/---

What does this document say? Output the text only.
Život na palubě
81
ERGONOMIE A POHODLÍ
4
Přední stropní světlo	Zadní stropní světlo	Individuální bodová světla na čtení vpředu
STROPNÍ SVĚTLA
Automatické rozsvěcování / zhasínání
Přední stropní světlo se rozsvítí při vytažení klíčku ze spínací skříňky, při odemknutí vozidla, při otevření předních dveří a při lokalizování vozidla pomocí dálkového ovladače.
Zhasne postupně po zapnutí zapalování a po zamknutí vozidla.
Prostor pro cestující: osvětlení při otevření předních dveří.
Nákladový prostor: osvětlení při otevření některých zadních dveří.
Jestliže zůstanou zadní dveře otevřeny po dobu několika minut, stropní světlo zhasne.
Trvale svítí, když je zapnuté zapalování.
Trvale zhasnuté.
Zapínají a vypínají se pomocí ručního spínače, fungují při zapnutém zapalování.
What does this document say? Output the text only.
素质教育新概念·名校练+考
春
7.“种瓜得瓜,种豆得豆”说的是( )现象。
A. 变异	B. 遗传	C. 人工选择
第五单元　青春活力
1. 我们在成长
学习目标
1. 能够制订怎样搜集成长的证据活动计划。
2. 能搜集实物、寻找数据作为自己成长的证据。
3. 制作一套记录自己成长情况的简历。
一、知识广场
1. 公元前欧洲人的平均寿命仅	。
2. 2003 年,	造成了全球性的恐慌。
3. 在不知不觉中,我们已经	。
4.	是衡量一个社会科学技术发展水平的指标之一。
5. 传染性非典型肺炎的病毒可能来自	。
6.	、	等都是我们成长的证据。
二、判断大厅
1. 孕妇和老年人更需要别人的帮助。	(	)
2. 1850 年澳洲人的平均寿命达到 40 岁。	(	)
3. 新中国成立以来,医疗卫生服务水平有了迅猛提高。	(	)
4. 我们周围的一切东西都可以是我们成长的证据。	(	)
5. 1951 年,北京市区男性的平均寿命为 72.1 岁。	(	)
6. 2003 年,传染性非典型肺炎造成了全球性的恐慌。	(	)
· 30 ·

\---

• **EXERCISE REQUIREMENTS**
Identify and copy the lines holding the word "osvětlení".

• **EXERCISE OUTPUT**
Prostor pro cestující: osvětlení při otevření předních dveří.
Nákladový prostor: osvětlení při otevření některých zadních dveří.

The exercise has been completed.